• _Work to do_
From the listing below, pick out and copy every line that contains the string "RATES". Case matters.

• _Information supplied_
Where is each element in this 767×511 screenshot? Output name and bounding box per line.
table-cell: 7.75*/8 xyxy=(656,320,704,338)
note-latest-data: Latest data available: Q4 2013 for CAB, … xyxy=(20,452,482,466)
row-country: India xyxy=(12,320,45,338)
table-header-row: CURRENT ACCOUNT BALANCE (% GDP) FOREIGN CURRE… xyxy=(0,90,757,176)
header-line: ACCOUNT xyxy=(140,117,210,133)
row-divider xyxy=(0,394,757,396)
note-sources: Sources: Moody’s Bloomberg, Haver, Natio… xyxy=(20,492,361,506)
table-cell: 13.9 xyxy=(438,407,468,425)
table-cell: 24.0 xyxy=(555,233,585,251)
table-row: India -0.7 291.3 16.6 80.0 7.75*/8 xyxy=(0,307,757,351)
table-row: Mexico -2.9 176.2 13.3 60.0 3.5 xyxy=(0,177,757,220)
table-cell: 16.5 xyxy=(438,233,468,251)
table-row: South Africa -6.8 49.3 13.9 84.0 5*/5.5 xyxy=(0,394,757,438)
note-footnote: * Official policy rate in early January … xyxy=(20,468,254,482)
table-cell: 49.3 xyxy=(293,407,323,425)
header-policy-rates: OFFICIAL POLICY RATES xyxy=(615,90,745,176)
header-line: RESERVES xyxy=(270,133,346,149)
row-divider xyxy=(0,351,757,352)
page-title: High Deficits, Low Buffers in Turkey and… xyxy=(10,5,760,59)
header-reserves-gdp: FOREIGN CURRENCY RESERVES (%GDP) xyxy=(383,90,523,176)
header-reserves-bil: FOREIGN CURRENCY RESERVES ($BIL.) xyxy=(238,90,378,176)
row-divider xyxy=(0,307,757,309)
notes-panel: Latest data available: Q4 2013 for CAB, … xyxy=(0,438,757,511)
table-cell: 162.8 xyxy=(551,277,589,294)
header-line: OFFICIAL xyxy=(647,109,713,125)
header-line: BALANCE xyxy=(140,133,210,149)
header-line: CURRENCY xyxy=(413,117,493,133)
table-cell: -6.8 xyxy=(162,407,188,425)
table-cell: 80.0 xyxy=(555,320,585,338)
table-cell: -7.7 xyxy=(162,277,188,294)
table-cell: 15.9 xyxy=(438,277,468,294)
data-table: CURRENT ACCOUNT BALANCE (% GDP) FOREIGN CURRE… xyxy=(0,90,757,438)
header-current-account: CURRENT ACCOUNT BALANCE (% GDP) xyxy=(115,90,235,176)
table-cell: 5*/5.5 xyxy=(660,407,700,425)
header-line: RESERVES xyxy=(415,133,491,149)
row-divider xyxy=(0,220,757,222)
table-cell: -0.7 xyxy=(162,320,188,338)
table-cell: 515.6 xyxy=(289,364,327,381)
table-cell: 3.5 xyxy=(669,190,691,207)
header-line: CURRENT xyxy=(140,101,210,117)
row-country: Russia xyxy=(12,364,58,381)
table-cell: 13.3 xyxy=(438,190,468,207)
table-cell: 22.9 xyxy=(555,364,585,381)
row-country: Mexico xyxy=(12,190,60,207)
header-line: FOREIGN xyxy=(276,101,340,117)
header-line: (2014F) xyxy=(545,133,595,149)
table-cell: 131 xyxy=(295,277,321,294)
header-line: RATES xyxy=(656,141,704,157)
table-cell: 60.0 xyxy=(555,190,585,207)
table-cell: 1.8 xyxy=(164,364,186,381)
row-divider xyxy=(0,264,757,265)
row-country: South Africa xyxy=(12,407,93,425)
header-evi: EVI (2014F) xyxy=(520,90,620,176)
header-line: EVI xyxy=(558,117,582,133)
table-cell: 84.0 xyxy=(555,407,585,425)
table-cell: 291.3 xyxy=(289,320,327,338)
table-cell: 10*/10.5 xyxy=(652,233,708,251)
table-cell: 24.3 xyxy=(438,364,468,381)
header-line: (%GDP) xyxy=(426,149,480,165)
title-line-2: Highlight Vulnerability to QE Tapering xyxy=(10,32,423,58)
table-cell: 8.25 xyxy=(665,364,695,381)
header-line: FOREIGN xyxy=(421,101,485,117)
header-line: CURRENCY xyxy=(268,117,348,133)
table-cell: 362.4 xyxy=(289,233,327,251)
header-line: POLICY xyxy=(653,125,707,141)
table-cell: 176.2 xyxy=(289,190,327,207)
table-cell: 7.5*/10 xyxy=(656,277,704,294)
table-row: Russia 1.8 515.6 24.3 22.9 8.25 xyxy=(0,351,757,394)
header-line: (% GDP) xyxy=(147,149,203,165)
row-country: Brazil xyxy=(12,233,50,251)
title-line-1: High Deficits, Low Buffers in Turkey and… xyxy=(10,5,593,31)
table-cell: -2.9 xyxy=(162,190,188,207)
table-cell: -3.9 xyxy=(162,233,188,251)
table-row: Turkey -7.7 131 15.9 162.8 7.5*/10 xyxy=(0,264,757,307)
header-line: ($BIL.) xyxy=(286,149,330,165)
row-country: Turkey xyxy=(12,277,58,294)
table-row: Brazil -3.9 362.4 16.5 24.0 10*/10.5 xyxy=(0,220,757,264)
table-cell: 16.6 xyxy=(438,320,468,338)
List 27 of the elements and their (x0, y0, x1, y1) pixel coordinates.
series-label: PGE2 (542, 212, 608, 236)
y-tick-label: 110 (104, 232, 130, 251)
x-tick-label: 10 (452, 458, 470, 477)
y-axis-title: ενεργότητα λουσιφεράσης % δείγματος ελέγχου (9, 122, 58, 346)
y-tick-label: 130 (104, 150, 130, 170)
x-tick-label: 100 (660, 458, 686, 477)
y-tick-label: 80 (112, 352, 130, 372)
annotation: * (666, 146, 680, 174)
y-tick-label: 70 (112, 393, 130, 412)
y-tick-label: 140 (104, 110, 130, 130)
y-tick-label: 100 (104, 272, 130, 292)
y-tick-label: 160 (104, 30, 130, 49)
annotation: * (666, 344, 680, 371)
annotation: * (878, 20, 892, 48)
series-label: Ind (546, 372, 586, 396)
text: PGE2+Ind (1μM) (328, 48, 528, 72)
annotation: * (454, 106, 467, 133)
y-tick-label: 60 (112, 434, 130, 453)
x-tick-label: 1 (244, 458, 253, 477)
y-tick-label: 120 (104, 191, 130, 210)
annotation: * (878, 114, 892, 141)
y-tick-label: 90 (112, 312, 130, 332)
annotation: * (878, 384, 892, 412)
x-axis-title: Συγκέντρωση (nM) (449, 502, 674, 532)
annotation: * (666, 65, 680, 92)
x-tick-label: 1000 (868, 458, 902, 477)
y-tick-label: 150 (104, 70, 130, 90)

• _Written response_
header-policy-rates: OFFICIAL POLICY RATES xyxy=(615,90,745,176)
header-line: RATES xyxy=(656,141,704,157)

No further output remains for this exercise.